■ ABOUT THIS EXERCISE ■
The number of lines holding "Which" is all you should give; count them in the records below.

■ SUPPLIED MATERIAL ■
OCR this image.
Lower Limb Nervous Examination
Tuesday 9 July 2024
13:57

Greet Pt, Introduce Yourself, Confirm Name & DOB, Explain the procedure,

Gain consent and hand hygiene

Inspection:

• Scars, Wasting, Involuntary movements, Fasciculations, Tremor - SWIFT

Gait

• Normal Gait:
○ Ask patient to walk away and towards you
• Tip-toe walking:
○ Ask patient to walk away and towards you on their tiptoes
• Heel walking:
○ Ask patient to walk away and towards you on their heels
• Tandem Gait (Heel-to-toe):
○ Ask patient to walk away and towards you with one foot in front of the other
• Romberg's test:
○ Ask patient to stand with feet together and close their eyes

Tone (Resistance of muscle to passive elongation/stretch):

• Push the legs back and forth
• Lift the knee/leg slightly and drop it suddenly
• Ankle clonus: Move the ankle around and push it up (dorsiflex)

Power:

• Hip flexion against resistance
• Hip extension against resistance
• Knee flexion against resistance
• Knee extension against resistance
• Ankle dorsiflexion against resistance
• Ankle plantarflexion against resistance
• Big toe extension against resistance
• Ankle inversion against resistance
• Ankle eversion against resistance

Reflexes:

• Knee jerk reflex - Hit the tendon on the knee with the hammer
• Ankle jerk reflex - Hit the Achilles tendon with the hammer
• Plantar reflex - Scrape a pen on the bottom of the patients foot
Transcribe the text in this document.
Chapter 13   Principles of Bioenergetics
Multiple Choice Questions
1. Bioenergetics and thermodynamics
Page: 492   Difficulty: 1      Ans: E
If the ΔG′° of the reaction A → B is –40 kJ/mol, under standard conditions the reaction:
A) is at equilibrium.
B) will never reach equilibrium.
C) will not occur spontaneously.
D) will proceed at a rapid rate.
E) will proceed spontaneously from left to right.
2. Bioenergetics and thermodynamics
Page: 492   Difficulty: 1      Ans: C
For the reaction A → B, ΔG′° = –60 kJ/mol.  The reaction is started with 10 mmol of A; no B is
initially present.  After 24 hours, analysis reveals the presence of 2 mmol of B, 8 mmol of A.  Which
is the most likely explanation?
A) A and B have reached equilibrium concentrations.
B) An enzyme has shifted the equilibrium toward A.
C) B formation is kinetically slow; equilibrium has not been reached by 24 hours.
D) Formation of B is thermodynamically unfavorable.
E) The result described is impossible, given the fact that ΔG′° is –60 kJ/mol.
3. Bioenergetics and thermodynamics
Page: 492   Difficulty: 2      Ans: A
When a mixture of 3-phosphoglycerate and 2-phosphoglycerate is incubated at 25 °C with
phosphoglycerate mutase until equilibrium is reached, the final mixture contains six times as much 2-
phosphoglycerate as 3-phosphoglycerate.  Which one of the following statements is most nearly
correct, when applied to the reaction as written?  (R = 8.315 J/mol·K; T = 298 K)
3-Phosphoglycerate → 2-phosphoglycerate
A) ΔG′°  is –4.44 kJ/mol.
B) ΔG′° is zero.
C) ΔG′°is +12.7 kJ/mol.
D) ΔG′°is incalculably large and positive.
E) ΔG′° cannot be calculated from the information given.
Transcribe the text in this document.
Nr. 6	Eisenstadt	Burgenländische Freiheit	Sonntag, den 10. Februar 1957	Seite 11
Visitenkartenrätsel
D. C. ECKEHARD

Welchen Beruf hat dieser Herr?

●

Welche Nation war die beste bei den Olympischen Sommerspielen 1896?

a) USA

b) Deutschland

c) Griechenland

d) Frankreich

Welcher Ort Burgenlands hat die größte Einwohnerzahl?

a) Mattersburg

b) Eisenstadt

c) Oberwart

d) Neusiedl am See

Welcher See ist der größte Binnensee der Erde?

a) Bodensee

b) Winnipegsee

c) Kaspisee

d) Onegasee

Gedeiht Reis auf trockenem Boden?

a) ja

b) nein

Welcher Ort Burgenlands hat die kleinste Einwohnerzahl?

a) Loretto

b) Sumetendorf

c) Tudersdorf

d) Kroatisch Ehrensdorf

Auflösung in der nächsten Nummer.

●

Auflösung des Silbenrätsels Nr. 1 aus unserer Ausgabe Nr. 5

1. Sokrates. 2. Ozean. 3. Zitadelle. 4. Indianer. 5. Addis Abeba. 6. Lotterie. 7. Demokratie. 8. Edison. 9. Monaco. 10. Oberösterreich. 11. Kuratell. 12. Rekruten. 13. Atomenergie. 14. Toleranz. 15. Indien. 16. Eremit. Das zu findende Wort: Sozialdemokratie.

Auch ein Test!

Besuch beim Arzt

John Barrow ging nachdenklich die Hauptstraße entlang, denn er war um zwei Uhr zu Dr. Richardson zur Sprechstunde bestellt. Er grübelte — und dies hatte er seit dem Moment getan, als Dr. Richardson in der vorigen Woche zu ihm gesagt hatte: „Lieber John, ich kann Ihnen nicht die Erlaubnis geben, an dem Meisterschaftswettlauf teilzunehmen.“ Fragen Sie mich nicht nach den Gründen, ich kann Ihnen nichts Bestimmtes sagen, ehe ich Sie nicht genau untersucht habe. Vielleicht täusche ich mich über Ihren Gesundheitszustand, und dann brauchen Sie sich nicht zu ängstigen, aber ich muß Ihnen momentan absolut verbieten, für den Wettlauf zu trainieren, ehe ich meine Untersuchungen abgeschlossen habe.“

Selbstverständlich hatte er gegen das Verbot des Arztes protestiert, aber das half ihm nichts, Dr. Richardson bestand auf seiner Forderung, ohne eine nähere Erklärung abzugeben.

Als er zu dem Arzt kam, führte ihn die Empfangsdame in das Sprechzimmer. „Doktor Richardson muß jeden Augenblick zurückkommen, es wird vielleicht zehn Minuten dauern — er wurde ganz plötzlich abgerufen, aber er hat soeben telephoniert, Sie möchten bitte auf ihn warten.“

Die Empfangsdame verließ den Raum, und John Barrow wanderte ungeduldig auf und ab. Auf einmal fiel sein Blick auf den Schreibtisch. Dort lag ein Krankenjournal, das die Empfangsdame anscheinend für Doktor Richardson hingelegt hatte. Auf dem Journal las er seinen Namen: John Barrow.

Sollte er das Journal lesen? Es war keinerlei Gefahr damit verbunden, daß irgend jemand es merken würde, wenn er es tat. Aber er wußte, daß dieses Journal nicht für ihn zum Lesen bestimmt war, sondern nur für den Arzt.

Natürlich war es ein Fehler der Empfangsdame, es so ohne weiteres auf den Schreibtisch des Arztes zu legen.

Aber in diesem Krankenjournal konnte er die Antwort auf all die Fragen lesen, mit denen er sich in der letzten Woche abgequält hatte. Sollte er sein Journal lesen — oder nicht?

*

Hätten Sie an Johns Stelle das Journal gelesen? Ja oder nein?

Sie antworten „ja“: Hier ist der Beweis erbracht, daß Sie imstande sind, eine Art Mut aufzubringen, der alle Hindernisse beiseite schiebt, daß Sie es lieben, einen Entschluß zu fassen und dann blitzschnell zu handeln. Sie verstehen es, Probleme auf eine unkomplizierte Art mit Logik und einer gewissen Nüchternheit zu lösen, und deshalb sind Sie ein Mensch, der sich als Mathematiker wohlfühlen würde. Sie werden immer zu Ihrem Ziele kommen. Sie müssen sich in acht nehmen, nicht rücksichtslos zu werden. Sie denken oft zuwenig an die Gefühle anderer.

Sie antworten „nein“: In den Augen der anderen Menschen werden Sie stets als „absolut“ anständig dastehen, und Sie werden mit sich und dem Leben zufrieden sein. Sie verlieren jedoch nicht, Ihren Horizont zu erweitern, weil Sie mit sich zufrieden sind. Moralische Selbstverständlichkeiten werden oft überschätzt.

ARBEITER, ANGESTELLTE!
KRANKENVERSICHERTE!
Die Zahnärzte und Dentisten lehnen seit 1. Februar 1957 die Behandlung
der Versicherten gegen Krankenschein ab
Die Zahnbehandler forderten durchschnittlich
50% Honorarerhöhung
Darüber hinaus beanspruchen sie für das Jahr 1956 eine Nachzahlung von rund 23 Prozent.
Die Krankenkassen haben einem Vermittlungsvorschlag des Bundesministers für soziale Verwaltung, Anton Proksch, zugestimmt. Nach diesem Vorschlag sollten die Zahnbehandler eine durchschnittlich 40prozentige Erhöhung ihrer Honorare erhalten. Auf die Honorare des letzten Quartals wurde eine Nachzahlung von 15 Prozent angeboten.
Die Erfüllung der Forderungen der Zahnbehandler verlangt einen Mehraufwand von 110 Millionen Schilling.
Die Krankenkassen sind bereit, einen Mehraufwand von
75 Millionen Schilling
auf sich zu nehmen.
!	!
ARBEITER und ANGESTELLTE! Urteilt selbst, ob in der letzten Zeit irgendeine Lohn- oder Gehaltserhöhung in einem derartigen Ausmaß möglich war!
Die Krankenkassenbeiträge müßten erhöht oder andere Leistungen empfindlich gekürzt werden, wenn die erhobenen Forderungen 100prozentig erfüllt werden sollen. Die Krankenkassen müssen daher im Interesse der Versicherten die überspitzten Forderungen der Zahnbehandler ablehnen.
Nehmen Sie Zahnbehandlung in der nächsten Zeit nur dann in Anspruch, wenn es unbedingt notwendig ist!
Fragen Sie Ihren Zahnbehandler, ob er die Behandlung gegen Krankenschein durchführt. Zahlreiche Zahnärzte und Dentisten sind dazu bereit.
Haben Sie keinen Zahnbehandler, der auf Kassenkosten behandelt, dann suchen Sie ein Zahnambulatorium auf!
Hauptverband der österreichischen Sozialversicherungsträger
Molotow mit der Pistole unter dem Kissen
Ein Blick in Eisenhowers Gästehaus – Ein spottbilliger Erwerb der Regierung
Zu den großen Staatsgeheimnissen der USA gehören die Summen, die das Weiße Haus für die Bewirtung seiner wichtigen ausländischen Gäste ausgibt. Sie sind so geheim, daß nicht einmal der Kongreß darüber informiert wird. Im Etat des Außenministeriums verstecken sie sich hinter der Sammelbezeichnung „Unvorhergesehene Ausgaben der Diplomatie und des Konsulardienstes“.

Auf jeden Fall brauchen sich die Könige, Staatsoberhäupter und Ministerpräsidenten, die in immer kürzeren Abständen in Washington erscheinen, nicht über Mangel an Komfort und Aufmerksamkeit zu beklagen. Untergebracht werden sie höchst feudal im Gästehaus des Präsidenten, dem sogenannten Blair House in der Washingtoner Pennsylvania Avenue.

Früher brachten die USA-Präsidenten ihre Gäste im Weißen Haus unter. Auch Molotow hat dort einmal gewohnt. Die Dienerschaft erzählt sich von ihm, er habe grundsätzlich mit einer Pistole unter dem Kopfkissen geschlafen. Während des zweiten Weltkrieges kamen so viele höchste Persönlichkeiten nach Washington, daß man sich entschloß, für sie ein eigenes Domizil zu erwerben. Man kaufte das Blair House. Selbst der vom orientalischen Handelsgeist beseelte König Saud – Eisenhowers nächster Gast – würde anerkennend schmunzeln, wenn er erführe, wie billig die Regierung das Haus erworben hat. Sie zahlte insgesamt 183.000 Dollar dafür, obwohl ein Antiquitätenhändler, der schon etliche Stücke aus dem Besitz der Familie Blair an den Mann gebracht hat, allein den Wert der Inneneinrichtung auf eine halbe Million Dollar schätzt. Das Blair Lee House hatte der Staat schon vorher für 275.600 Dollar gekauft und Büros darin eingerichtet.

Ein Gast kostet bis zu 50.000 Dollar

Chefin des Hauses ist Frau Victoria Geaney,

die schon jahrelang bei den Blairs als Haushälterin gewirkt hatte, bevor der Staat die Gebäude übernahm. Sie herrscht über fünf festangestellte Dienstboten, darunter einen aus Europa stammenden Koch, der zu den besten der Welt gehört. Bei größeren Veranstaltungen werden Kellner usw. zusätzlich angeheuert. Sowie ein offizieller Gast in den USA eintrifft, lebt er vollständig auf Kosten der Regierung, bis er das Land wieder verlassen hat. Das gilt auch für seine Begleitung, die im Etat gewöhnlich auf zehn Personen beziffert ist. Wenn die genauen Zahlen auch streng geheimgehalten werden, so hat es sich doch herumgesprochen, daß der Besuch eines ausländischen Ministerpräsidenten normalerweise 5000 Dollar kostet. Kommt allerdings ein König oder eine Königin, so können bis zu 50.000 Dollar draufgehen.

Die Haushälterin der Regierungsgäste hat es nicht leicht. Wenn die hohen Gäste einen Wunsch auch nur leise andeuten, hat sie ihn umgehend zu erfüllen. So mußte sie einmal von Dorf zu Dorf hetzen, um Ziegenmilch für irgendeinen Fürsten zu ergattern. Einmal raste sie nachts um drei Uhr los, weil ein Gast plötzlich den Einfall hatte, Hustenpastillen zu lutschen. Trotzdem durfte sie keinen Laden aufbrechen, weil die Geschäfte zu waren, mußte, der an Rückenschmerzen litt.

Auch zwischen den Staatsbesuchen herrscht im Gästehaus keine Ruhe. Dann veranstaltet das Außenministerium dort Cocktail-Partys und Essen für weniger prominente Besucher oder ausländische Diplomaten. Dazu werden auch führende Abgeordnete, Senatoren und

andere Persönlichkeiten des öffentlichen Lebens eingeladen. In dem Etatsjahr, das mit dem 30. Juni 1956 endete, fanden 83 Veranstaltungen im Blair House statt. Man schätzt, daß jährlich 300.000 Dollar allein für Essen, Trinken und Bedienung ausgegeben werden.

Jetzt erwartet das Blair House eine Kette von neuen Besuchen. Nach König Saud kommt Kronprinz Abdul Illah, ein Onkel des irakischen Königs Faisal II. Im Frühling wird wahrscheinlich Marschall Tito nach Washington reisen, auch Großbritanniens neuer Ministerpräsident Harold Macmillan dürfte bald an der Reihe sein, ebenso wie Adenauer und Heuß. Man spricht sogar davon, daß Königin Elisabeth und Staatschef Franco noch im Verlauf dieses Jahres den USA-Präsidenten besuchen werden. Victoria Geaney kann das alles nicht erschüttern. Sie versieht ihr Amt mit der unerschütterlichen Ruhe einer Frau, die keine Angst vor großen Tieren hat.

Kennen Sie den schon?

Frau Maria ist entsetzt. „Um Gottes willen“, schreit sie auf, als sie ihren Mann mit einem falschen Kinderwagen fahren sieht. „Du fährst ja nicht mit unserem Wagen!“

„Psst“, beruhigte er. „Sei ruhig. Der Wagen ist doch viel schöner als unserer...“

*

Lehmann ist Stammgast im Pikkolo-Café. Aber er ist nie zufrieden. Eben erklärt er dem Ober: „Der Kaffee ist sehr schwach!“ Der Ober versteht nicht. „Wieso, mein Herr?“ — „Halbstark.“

■ TASK ANSWER ■
2